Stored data
============================================================

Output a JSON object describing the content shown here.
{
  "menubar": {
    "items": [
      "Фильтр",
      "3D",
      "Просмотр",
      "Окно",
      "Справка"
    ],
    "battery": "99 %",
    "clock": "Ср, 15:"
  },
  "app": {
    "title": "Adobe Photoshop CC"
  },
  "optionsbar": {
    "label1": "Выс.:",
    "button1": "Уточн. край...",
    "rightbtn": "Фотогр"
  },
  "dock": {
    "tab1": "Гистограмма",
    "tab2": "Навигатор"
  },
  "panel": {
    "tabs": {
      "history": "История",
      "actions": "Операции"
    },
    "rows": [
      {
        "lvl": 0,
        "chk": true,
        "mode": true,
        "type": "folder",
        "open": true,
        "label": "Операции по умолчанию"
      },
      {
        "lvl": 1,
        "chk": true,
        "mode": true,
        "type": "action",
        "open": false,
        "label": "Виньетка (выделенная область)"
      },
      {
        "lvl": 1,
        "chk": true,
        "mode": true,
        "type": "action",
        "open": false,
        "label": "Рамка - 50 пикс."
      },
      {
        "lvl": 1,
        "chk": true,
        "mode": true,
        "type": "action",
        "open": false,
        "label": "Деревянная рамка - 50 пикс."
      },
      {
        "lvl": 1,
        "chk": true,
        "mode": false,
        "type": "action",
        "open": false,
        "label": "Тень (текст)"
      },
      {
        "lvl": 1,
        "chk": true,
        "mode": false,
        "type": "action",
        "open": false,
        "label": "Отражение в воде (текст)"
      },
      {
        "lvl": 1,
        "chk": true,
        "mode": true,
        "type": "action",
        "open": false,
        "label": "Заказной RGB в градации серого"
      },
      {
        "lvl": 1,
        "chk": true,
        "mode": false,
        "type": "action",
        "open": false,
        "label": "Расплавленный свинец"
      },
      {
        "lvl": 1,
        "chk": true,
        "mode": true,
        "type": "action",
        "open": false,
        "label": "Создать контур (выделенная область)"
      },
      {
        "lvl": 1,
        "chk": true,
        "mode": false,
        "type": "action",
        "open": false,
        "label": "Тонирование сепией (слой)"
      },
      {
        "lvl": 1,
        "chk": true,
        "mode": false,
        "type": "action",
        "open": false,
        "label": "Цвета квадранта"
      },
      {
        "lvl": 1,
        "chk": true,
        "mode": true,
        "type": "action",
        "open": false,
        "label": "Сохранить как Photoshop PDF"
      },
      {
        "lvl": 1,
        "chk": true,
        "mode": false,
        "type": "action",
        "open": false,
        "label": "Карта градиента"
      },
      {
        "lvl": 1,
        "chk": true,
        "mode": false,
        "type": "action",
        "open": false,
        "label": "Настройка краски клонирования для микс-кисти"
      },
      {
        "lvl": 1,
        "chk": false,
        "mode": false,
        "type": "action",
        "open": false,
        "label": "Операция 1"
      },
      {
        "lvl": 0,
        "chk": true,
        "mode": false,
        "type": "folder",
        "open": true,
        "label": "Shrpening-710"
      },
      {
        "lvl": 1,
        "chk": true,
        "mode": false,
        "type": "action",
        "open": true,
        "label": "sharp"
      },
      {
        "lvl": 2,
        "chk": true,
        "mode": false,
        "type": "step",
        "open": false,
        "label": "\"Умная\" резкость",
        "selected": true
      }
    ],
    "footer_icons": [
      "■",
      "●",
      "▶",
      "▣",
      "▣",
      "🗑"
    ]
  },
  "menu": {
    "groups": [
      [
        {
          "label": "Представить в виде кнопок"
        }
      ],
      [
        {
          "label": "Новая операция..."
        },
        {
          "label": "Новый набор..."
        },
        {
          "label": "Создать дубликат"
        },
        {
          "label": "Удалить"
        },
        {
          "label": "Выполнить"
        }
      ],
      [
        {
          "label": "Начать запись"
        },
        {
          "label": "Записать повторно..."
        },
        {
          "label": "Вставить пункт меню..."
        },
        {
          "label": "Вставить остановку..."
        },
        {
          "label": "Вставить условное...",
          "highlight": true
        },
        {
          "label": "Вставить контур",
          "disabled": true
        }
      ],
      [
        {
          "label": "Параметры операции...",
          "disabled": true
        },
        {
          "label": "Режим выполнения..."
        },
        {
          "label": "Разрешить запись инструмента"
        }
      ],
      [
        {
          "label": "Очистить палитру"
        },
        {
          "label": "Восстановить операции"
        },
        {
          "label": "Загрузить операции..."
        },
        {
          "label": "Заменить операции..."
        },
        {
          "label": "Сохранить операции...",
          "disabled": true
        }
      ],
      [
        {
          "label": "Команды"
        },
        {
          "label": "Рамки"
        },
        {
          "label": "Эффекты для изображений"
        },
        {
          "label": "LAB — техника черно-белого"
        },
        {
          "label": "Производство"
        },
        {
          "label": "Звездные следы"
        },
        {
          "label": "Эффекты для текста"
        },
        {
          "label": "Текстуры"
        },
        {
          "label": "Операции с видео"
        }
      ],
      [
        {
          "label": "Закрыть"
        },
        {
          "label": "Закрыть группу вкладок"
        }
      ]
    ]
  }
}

============================================================

• Work to do
Give the complete listing a second time, exactly as it reads.

• Output of the task
Output a JSON object describing the content shown here.
{
  "menubar": {
    "items": [
      "Фильтр",
      "3D",
      "Просмотр",
      "Окно",
      "Справка"
    ],
    "battery": "99 %",
    "clock": "Ср, 15:"
  },
  "app": {
    "title": "Adobe Photoshop CC"
  },
  "optionsbar": {
    "label1": "Выс.:",
    "button1": "Уточн. край...",
    "rightbtn": "Фотогр"
  },
  "dock": {
    "tab1": "Гистограмма",
    "tab2": "Навигатор"
  },
  "panel": {
    "tabs": {
      "history": "История",
      "actions": "Операции"
    },
    "rows": [
      {
        "lvl": 0,
        "chk": true,
        "mode": true,
        "type": "folder",
        "open": true,
        "label": "Операции по умолчанию"
      },
      {
        "lvl": 1,
        "chk": true,
        "mode": true,
        "type": "action",
        "open": false,
        "label": "Виньетка (выделенная область)"
      },
      {
        "lvl": 1,
        "chk": true,
        "mode": true,
        "type": "action",
        "open": false,
        "label": "Рамка - 50 пикс."
      },
      {
        "lvl": 1,
        "chk": true,
        "mode": true,
        "type": "action",
        "open": false,
        "label": "Деревянная рамка - 50 пикс."
      },
      {
        "lvl": 1,
        "chk": true,
        "mode": false,
        "type": "action",
        "open": false,
        "label": "Тень (текст)"
      },
      {
        "lvl": 1,
        "chk": true,
        "mode": false,
        "type": "action",
        "open": false,
        "label": "Отражение в воде (текст)"
      },
      {
        "lvl": 1,
        "chk": true,
        "mode": true,
        "type": "action",
        "open": false,
        "label": "Заказной RGB в градации серого"
      },
      {
        "lvl": 1,
        "chk": true,
        "mode": false,
        "type": "action",
        "open": false,
        "label": "Расплавленный свинец"
      },
      {
        "lvl": 1,
        "chk": true,
        "mode": true,
        "type": "action",
        "open": false,
        "label": "Создать контур (выделенная область)"
      },
      {
        "lvl": 1,
        "chk": true,
        "mode": false,
        "type": "action",
        "open": false,
        "label": "Тонирование сепией (слой)"
      },
      {
        "lvl": 1,
        "chk": true,
        "mode": false,
        "type": "action",
        "open": false,
        "label": "Цвета квадранта"
      },
      {
        "lvl": 1,
        "chk": true,
        "mode": true,
        "type": "action",
        "open": false,
        "label": "Сохранить как Photoshop PDF"
      },
      {
        "lvl": 1,
        "chk": true,
        "mode": false,
        "type": "action",
        "open": false,
        "label": "Карта градиента"
      },
      {
        "lvl": 1,
        "chk": true,
        "mode": false,
        "type": "action",
        "open": false,
        "label": "Настройка краски клонирования для микс-кисти"
      },
      {
        "lvl": 1,
        "chk": false,
        "mode": false,
        "type": "action",
        "open": false,
        "label": "Операция 1"
      },
      {
        "lvl": 0,
        "chk": true,
        "mode": false,
        "type": "folder",
        "open": true,
        "label": "Shrpening-710"
      },
      {
        "lvl": 1,
        "chk": true,
        "mode": false,
        "type": "action",
        "open": true,
        "label": "sharp"
      },
      {
        "lvl": 2,
        "chk": true,
        "mode": false,
        "type": "step",
        "open": false,
        "label": "\"Умная\" резкость",
        "selected": true
      }
    ],
    "footer_icons": [
      "■",
      "●",
      "▶",
      "▣",
      "▣",
      "🗑"
    ]
  },
  "menu": {
    "groups": [
      [
        {
          "label": "Представить в виде кнопок"
        }
      ],
      [
        {
          "label": "Новая операция..."
        },
        {
          "label": "Новый набор..."
        },
        {
          "label": "Создать дубликат"
        },
        {
          "label": "Удалить"
        },
        {
          "label": "Выполнить"
        }
      ],
      [
        {
          "label": "Начать запись"
        },
        {
          "label": "Записать повторно..."
        },
        {
          "label": "Вставить пункт меню..."
        },
        {
          "label": "Вставить остановку..."
        },
        {
          "label": "Вставить условное...",
          "highlight": true
        },
        {
          "label": "Вставить контур",
          "disabled": true
        }
      ],
      [
        {
          "label": "Параметры операции...",
          "disabled": true
        },
        {
          "label": "Режим выполнения..."
        },
        {
          "label": "Разрешить запись инструмента"
        }
      ],
      [
        {
          "label": "Очистить палитру"
        },
        {
          "label": "Восстановить операции"
        },
        {
          "label": "Загрузить операции..."
        },
        {
          "label": "Заменить операции..."
        },
        {
          "label": "Сохранить операции...",
          "disabled": true
        }
      ],
      [
        {
          "label": "Команды"
        },
        {
          "label": "Рамки"
        },
        {
          "label": "Эффекты для изображений"
        },
        {
          "label": "LAB — техника черно-белого"
        },
        {
          "label": "Производство"
        },
        {
          "label": "Звездные следы"
        },
        {
          "label": "Эффекты для текста"
        },
        {
          "label": "Текстуры"
        },
        {
          "label": "Операции с видео"
        }
      ],
      [
        {
          "label": "Закрыть"
        },
        {
          "label": "Закрыть группу вкладок"
        }
      ]
    ]
  }
}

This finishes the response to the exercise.